Given problem
Where a line contains the word "title", copy that line.

Supplied entries

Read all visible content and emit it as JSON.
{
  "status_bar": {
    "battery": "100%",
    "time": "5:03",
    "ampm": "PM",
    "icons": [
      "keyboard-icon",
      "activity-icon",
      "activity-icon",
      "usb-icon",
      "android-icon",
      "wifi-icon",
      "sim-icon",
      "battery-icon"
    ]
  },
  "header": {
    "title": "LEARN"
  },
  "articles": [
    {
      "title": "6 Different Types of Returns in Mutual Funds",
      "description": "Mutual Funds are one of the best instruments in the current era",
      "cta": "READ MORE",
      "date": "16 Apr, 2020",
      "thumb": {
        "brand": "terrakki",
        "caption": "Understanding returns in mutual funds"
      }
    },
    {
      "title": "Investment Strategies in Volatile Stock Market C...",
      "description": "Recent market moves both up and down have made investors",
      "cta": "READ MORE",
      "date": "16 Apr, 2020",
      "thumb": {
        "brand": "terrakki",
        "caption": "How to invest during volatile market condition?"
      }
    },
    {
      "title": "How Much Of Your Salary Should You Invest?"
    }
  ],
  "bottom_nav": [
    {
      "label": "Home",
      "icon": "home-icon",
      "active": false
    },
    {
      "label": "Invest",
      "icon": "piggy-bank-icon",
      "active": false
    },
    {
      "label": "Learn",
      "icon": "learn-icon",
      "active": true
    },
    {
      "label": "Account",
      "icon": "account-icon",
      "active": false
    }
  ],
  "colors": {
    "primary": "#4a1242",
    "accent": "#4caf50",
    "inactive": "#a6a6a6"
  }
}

Task output
    "title": "LEARN"
      "title": "6 Different Types of Returns in Mutual Funds",
      "title": "Investment Strategies in Volatile Stock Market C...",
      "title": "How Much Of Your Salary Should You Invest?"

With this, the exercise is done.